>> start Exercise data

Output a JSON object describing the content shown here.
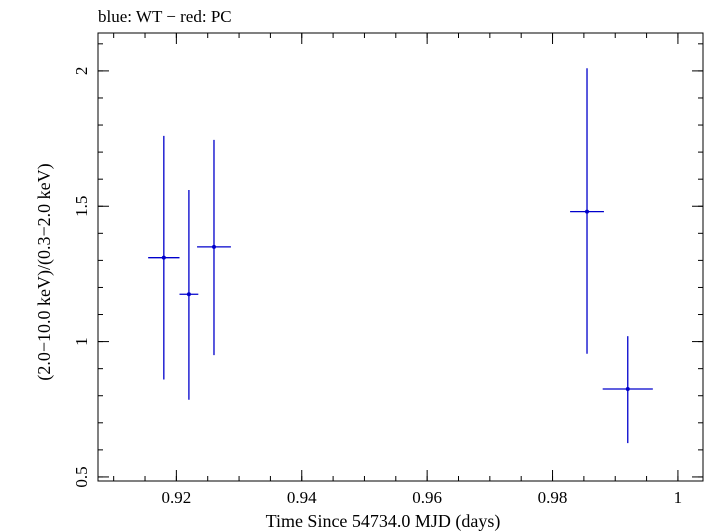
{
  "chart_data": {
    "type": "scatter",
    "title": "blue: WT − red: PC",
    "xlabel": "Time Since 54734.0 MJD (days)",
    "ylabel": "(2.0−10.0 keV)/(0.3−2.0 keV)",
    "xlim": [
      0.9075,
      1.004
    ],
    "ylim": [
      0.485,
      2.14
    ],
    "x_ticks": [
      {
        "value": 0.92,
        "label": "0.92"
      },
      {
        "value": 0.94,
        "label": "0.94"
      },
      {
        "value": 0.96,
        "label": "0.96"
      },
      {
        "value": 0.98,
        "label": "0.98"
      },
      {
        "value": 1.0,
        "label": "1"
      }
    ],
    "y_ticks": [
      {
        "value": 0.5,
        "label": "0.5"
      },
      {
        "value": 1.0,
        "label": "1"
      },
      {
        "value": 1.5,
        "label": "1.5"
      },
      {
        "value": 2.0,
        "label": "2"
      }
    ],
    "series": [
      {
        "name": "WT",
        "color": "#0000cc",
        "points": [
          {
            "x": 0.918,
            "y": 1.31,
            "xerr": 0.0025,
            "ylo": 0.86,
            "yhi": 1.76
          },
          {
            "x": 0.922,
            "y": 1.175,
            "xerr": 0.0015,
            "ylo": 0.785,
            "yhi": 1.56
          },
          {
            "x": 0.926,
            "y": 1.35,
            "xerr": 0.0027,
            "ylo": 0.95,
            "yhi": 1.745
          },
          {
            "x": 0.9855,
            "y": 1.48,
            "xerr": 0.0027,
            "ylo": 0.955,
            "yhi": 2.01
          },
          {
            "x": 0.992,
            "y": 0.825,
            "xerr": 0.004,
            "ylo": 0.625,
            "yhi": 1.02
          }
        ]
      }
    ]
  }
}
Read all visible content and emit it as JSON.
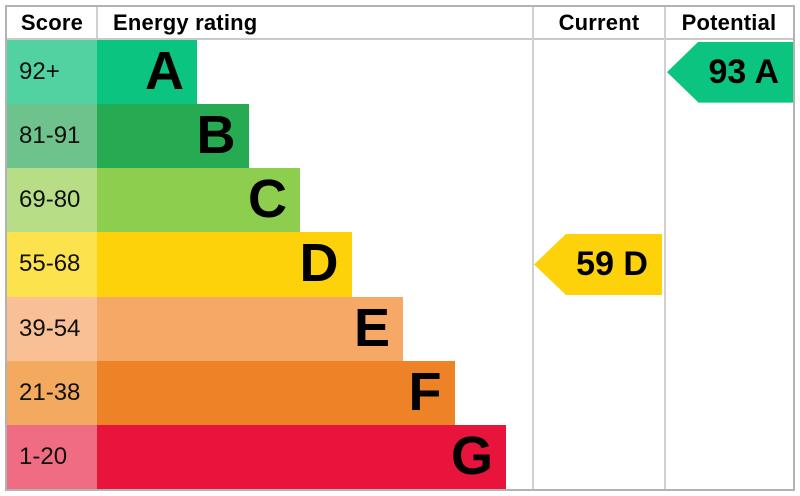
{
  "header": {
    "score": "Score",
    "energy_rating": "Energy rating",
    "current": "Current",
    "potential": "Potential"
  },
  "chart_data": {
    "type": "bar",
    "title": "Energy rating",
    "legend_position": "none",
    "grid": false,
    "bands": [
      {
        "letter": "A",
        "score_range": "92+",
        "bar_color": "#0bc47f",
        "score_cell_color": "#52d2a0"
      },
      {
        "letter": "B",
        "score_range": "81-91",
        "bar_color": "#27ab52",
        "score_cell_color": "#6ec28c"
      },
      {
        "letter": "C",
        "score_range": "69-80",
        "bar_color": "#8ece4e",
        "score_cell_color": "#b7dd86"
      },
      {
        "letter": "D",
        "score_range": "55-68",
        "bar_color": "#fdd20b",
        "score_cell_color": "#fce24d"
      },
      {
        "letter": "E",
        "score_range": "39-54",
        "bar_color": "#f6a866",
        "score_cell_color": "#f8c094"
      },
      {
        "letter": "F",
        "score_range": "21-38",
        "bar_color": "#ee8226",
        "score_cell_color": "#f3a95e"
      },
      {
        "letter": "G",
        "score_range": "1-20",
        "bar_color": "#e8143c",
        "score_cell_color": "#f06c82"
      }
    ],
    "current": {
      "value": 59,
      "band": "D",
      "label": "59 D"
    },
    "potential": {
      "value": 93,
      "band": "A",
      "label": "93 A"
    }
  }
}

>> end Exercise data

> **The exercise**
Gather each line of the listing that holds the string "JSON".

> **Answer to this problem**
Output a JSON object describing the content shown here.
Read all visible content and emit it as JSON.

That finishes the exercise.